Written exercise: Copy the data that follows, character for character, minus the pictures.

Provided information:
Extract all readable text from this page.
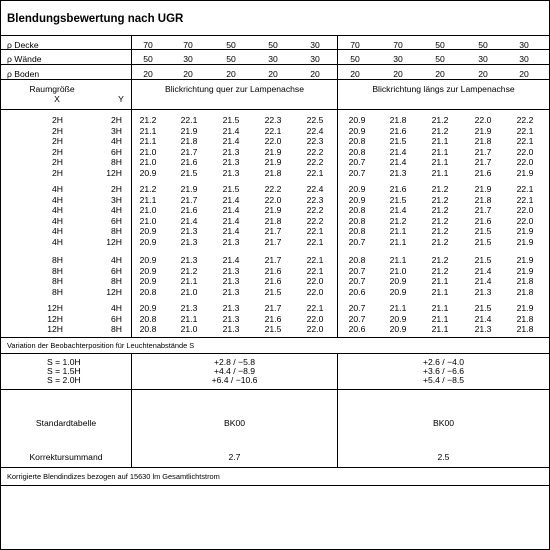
Blendungsbewertung nach UGR
ρ Decke	70	70	50	50	30	70	70	50	50	30
ρ Wände	50	30	50	30	30	50	30	50	30	30
ρ Boden	20	20	20	20	20	20	20	20	20	20
Raumgröße
X	Y
Blickrichtung quer zur Lampenachse	Blickrichtung längs zur Lampenachse
2H	2H	21.2	22.1	21.5	22.3	22.5	20.9	21.8	21.2	22.0	22.2
2H	3H	21.1	21.9	21.4	22.1	22.4	20.9	21.6	21.2	21.9	22.1
2H	4H	21.1	21.8	21.4	22.0	22.3	20.8	21.5	21.1	21.8	22.1
2H	6H	21.0	21.7	21.3	21.9	22.2	20.8	21.4	21.1	21.7	22.0
2H	8H	21.0	21.6	21.3	21.9	22.2	20.7	21.4	21.1	21.7	22.0
2H	12H	20.9	21.5	21.3	21.8	22.1	20.7	21.3	21.1	21.6	21.9
4H	2H	21.2	21.9	21.5	22.2	22.4	20.9	21.6	21.2	21.9	22.1
4H	3H	21.1	21.7	21.4	22.0	22.3	20.9	21.5	21.2	21.8	22.1
4H	4H	21.0	21.6	21.4	21.9	22.2	20.8	21.4	21.2	21.7	22.0
4H	6H	21.0	21.4	21.4	21.8	22.2	20.8	21.2	21.2	21.6	22.0
4H	8H	20.9	21.3	21.4	21.7	22.1	20.8	21.1	21.2	21.5	21.9
4H	12H	20.9	21.3	21.3	21.7	22.1	20.7	21.1	21.2	21.5	21.9
8H	4H	20.9	21.3	21.4	21.7	22.1	20.8	21.1	21.2	21.5	21.9
8H	6H	20.9	21.2	21.3	21.6	22.1	20.7	21.0	21.2	21.4	21.9
8H	8H	20.9	21.1	21.3	21.6	22.0	20.7	20.9	21.1	21.4	21.8
8H	12H	20.8	21.0	21.3	21.5	22.0	20.6	20.9	21.1	21.3	21.8
12H	4H	20.9	21.3	21.3	21.7	22.1	20.7	21.1	21.1	21.5	21.9
12H	6H	20.8	21.1	21.3	21.6	22.0	20.7	20.9	21.1	21.4	21.8
12H	8H	20.8	21.0	21.3	21.5	22.0	20.6	20.9	21.1	21.3	21.8
Variation der Beobachterposition für Leuchtenabstände S
S = 1.0H	+2.8 / −5.8	+2.6 / −4.0
S = 1.5H	+4.4 / −8.9	+3.6 / −6.6
S = 2.0H	+6.4 / −10.6	+5.4 / −8.5
Standardtabelle	BK00	BK00
Korrektursummand	2.7	2.5
Korrigierte Blendindizes bezogen auf 15630 lm Gesamtlichtstrom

Answer below:
Extract all readable text from this page.
Blendungsbewertung nach UGR
ρ Decke	70	70	50	50	30	70	70	50	50	30
ρ Wände	50	30	50	30	30	50	30	50	30	30
ρ Boden	20	20	20	20	20	20	20	20	20	20
Raumgröße
X	Y
Blickrichtung quer zur Lampenachse	Blickrichtung längs zur Lampenachse
2H	2H	21.2	22.1	21.5	22.3	22.5	20.9	21.8	21.2	22.0	22.2
2H	3H	21.1	21.9	21.4	22.1	22.4	20.9	21.6	21.2	21.9	22.1
2H	4H	21.1	21.8	21.4	22.0	22.3	20.8	21.5	21.1	21.8	22.1
2H	6H	21.0	21.7	21.3	21.9	22.2	20.8	21.4	21.1	21.7	22.0
2H	8H	21.0	21.6	21.3	21.9	22.2	20.7	21.4	21.1	21.7	22.0
2H	12H	20.9	21.5	21.3	21.8	22.1	20.7	21.3	21.1	21.6	21.9
4H	2H	21.2	21.9	21.5	22.2	22.4	20.9	21.6	21.2	21.9	22.1
4H	3H	21.1	21.7	21.4	22.0	22.3	20.9	21.5	21.2	21.8	22.1
4H	4H	21.0	21.6	21.4	21.9	22.2	20.8	21.4	21.2	21.7	22.0
4H	6H	21.0	21.4	21.4	21.8	22.2	20.8	21.2	21.2	21.6	22.0
4H	8H	20.9	21.3	21.4	21.7	22.1	20.8	21.1	21.2	21.5	21.9
4H	12H	20.9	21.3	21.3	21.7	22.1	20.7	21.1	21.2	21.5	21.9
8H	4H	20.9	21.3	21.4	21.7	22.1	20.8	21.1	21.2	21.5	21.9
8H	6H	20.9	21.2	21.3	21.6	22.1	20.7	21.0	21.2	21.4	21.9
8H	8H	20.9	21.1	21.3	21.6	22.0	20.7	20.9	21.1	21.4	21.8
8H	12H	20.8	21.0	21.3	21.5	22.0	20.6	20.9	21.1	21.3	21.8
12H	4H	20.9	21.3	21.3	21.7	22.1	20.7	21.1	21.1	21.5	21.9
12H	6H	20.8	21.1	21.3	21.6	22.0	20.7	20.9	21.1	21.4	21.8
12H	8H	20.8	21.0	21.3	21.5	22.0	20.6	20.9	21.1	21.3	21.8
Variation der Beobachterposition für Leuchtenabstände S
S = 1.0H	+2.8 / −5.8	+2.6 / −4.0
S = 1.5H	+4.4 / −8.9	+3.6 / −6.6
S = 2.0H	+6.4 / −10.6	+5.4 / −8.5
Standardtabelle	BK00	BK00
Korrektursummand	2.7	2.5
Korrigierte Blendindizes bezogen auf 15630 lm Gesamtlichtstrom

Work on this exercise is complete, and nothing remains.